---------- INFORMATION SUPPLIED ----------

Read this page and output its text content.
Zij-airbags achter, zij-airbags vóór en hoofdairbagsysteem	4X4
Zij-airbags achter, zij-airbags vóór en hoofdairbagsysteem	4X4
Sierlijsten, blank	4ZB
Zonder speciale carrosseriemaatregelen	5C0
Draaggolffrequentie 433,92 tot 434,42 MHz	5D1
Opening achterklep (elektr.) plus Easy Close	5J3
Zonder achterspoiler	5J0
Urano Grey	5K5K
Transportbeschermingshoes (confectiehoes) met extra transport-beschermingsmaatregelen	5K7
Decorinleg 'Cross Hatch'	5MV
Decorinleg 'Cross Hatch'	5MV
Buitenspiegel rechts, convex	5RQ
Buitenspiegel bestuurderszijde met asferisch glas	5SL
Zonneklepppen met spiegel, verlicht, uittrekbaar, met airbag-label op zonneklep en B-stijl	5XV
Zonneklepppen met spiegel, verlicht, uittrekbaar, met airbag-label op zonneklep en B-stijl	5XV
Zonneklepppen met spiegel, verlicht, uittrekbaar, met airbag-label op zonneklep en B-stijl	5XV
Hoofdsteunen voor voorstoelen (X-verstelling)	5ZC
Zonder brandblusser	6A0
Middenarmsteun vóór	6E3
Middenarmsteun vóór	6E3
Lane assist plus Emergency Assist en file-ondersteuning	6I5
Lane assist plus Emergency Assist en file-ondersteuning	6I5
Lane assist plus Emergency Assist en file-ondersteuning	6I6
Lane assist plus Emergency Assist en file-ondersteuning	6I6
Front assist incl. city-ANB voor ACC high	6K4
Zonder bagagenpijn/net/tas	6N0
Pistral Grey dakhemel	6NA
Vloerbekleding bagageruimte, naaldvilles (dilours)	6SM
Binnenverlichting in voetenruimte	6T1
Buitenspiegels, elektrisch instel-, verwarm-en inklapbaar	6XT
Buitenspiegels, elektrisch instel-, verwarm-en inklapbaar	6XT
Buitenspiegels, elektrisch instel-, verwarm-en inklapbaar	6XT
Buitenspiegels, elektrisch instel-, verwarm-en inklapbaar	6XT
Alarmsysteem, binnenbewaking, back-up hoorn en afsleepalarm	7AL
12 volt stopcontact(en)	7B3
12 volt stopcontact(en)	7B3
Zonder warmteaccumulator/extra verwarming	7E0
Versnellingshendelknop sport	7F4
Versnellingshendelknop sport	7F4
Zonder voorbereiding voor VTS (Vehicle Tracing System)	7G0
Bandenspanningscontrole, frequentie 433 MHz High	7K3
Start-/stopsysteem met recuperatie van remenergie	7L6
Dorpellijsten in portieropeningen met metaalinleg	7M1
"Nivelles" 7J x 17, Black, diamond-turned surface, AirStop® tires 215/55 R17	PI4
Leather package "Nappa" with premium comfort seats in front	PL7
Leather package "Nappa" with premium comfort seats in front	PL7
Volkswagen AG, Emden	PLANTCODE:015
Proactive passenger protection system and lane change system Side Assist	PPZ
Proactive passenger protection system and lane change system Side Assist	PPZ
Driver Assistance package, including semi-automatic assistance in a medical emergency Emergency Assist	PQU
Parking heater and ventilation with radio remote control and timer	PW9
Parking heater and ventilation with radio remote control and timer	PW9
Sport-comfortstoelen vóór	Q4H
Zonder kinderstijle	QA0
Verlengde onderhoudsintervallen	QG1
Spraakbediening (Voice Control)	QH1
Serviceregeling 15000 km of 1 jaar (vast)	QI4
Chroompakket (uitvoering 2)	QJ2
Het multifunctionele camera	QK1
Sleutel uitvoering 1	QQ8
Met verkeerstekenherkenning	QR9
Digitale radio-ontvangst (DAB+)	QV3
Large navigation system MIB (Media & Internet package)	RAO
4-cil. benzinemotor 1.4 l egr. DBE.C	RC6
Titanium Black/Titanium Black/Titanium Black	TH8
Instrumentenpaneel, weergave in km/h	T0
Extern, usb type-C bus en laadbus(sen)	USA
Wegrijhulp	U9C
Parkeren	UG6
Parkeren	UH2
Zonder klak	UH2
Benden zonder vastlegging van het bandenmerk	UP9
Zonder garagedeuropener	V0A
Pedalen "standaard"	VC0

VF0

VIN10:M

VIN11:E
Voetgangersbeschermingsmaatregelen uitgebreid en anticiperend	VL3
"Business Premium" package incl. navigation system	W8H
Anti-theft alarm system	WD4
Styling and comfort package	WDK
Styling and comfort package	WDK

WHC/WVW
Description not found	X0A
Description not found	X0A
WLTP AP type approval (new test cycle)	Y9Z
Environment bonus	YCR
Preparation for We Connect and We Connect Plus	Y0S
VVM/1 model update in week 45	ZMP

----------

## DIRECTIVE
Transcribe every record above exactly as it appears.

## WRITTEN RESPONSE
Read this page and output its text content.
Zij-airbags achter, zij-airbags vóór en hoofdairbagsysteem	4X4
Zij-airbags achter, zij-airbags vóór en hoofdairbagsysteem	4X4
Sierlijsten, blank	4ZB
Zonder speciale carrosseriemaatregelen	5C0
Draaggolffrequentie 433,92 tot 434,42 MHz	5D1
Opening achterklep (elektr.) plus Easy Close	5J3
Zonder achterspoiler	5J0
Urano Grey	5K5K
Transportbeschermingshoes (confectiehoes) met extra transport-beschermingsmaatregelen	5K7
Decorinleg 'Cross Hatch'	5MV
Decorinleg 'Cross Hatch'	5MV
Buitenspiegel rechts, convex	5RQ
Buitenspiegel bestuurderszijde met asferisch glas	5SL
Zonneklepppen met spiegel, verlicht, uittrekbaar, met airbag-label op zonneklep en B-stijl	5XV
Zonneklepppen met spiegel, verlicht, uittrekbaar, met airbag-label op zonneklep en B-stijl	5XV
Zonneklepppen met spiegel, verlicht, uittrekbaar, met airbag-label op zonneklep en B-stijl	5XV
Hoofdsteunen voor voorstoelen (X-verstelling)	5ZC
Zonder brandblusser	6A0
Middenarmsteun vóór	6E3
Middenarmsteun vóór	6E3
Lane assist plus Emergency Assist en file-ondersteuning	6I5
Lane assist plus Emergency Assist en file-ondersteuning	6I5
Lane assist plus Emergency Assist en file-ondersteuning	6I6
Lane assist plus Emergency Assist en file-ondersteuning	6I6
Front assist incl. city-ANB voor ACC high	6K4
Zonder bagagenpijn/net/tas	6N0
Pistral Grey dakhemel	6NA
Vloerbekleding bagageruimte, naaldvilles (dilours)	6SM
Binnenverlichting in voetenruimte	6T1
Buitenspiegels, elektrisch instel-, verwarm-en inklapbaar	6XT
Buitenspiegels, elektrisch instel-, verwarm-en inklapbaar	6XT
Buitenspiegels, elektrisch instel-, verwarm-en inklapbaar	6XT
Buitenspiegels, elektrisch instel-, verwarm-en inklapbaar	6XT
Alarmsysteem, binnenbewaking, back-up hoorn en afsleepalarm	7AL
12 volt stopcontact(en)	7B3
12 volt stopcontact(en)	7B3
Zonder warmteaccumulator/extra verwarming	7E0
Versnellingshendelknop sport	7F4
Versnellingshendelknop sport	7F4
Zonder voorbereiding voor VTS (Vehicle Tracing System)	7G0
Bandenspanningscontrole, frequentie 433 MHz High	7K3
Start-/stopsysteem met recuperatie van remenergie	7L6
Dorpellijsten in portieropeningen met metaalinleg	7M1
"Nivelles" 7J x 17, Black, diamond-turned surface, AirStop® tires 215/55 R17	PI4
Leather package "Nappa" with premium comfort seats in front	PL7
Leather package "Nappa" with premium comfort seats in front	PL7
Volkswagen AG, Emden	PLANTCODE:015
Proactive passenger protection system and lane change system Side Assist	PPZ
Proactive passenger protection system and lane change system Side Assist	PPZ
Driver Assistance package, including semi-automatic assistance in a medical emergency Emergency Assist	PQU
Parking heater and ventilation with radio remote control and timer	PW9
Parking heater and ventilation with radio remote control and timer	PW9
Sport-comfortstoelen vóór	Q4H
Zonder kinderstijle	QA0
Verlengde onderhoudsintervallen	QG1
Spraakbediening (Voice Control)	QH1
Serviceregeling 15000 km of 1 jaar (vast)	QI4
Chroompakket (uitvoering 2)	QJ2
Het multifunctionele camera	QK1
Sleutel uitvoering 1	QQ8
Met verkeerstekenherkenning	QR9
Digitale radio-ontvangst (DAB+)	QV3
Large navigation system MIB (Media & Internet package)	RAO
4-cil. benzinemotor 1.4 l egr. DBE.C	RC6
Titanium Black/Titanium Black/Titanium Black	TH8
Instrumentenpaneel, weergave in km/h	T0
Extern, usb type-C bus en laadbus(sen)	USA
Wegrijhulp	U9C
Parkeren	UG6
Parkeren	UH2
Zonder klak	UH2
Benden zonder vastlegging van het bandenmerk	UP9
Zonder garagedeuropener	V0A
Pedalen "standaard"	VC0

VF0

VIN10:M

VIN11:E
Voetgangersbeschermingsmaatregelen uitgebreid en anticiperend	VL3
"Business Premium" package incl. navigation system	W8H
Anti-theft alarm system	WD4
Styling and comfort package	WDK
Styling and comfort package	WDK

WHC/WVW
Description not found	X0A
Description not found	X0A
WLTP AP type approval (new test cycle)	Y9Z
Environment bonus	YCR
Preparation for We Connect and We Connect Plus	Y0S
VVM/1 model update in week 45	ZMP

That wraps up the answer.